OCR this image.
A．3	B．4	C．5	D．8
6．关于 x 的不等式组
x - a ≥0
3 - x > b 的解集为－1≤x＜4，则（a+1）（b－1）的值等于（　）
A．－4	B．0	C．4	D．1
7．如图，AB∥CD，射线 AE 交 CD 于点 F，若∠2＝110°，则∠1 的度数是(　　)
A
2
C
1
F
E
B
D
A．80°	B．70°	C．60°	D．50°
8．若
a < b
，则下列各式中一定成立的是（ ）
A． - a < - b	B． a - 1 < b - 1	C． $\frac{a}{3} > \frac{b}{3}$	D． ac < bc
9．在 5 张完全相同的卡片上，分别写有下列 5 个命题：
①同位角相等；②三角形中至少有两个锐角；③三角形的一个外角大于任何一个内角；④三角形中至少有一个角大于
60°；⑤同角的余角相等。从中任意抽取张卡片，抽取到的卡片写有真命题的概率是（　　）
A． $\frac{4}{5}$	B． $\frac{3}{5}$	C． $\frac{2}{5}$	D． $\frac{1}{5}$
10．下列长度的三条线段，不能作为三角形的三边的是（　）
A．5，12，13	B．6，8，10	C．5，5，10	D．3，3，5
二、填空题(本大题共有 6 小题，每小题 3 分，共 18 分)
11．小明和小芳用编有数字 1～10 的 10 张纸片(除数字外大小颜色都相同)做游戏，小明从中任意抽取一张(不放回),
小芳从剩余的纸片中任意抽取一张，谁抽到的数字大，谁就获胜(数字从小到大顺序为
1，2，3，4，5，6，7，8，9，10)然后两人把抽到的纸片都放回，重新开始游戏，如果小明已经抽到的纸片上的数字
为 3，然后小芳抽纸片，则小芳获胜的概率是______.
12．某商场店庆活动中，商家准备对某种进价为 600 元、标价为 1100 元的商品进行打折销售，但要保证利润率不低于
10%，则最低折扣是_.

§ §

▶ _Your instructions_
Repeat every line of the data, exactly and in full.

▶ _Result_
OCR this image.
A．3	B．4	C．5	D．8
6．关于 x 的不等式组
x - a ≥0
3 - x > b 的解集为－1≤x＜4，则（a+1）（b－1）的值等于（　）
A．－4	B．0	C．4	D．1
7．如图，AB∥CD，射线 AE 交 CD 于点 F，若∠2＝110°，则∠1 的度数是(　　)
A
2
C
1
F
E
B
D
A．80°	B．70°	C．60°	D．50°
8．若
a < b
，则下列各式中一定成立的是（ ）
A． - a < - b	B． a - 1 < b - 1	C． $\frac{a}{3} > \frac{b}{3}$	D． ac < bc
9．在 5 张完全相同的卡片上，分别写有下列 5 个命题：
①同位角相等；②三角形中至少有两个锐角；③三角形的一个外角大于任何一个内角；④三角形中至少有一个角大于
60°；⑤同角的余角相等。从中任意抽取张卡片，抽取到的卡片写有真命题的概率是（　　）
A． $\frac{4}{5}$	B． $\frac{3}{5}$	C． $\frac{2}{5}$	D． $\frac{1}{5}$
10．下列长度的三条线段，不能作为三角形的三边的是（　）
A．5，12，13	B．6，8，10	C．5，5，10	D．3，3，5
二、填空题(本大题共有 6 小题，每小题 3 分，共 18 分)
11．小明和小芳用编有数字 1～10 的 10 张纸片(除数字外大小颜色都相同)做游戏，小明从中任意抽取一张(不放回),
小芳从剩余的纸片中任意抽取一张，谁抽到的数字大，谁就获胜(数字从小到大顺序为
1，2，3，4，5，6，7，8，9，10)然后两人把抽到的纸片都放回，重新开始游戏，如果小明已经抽到的纸片上的数字
为 3，然后小芳抽纸片，则小芳获胜的概率是______.
12．某商场店庆活动中，商家准备对某种进价为 600 元、标价为 1100 元的商品进行打折销售，但要保证利润率不低于
10%，则最低折扣是_.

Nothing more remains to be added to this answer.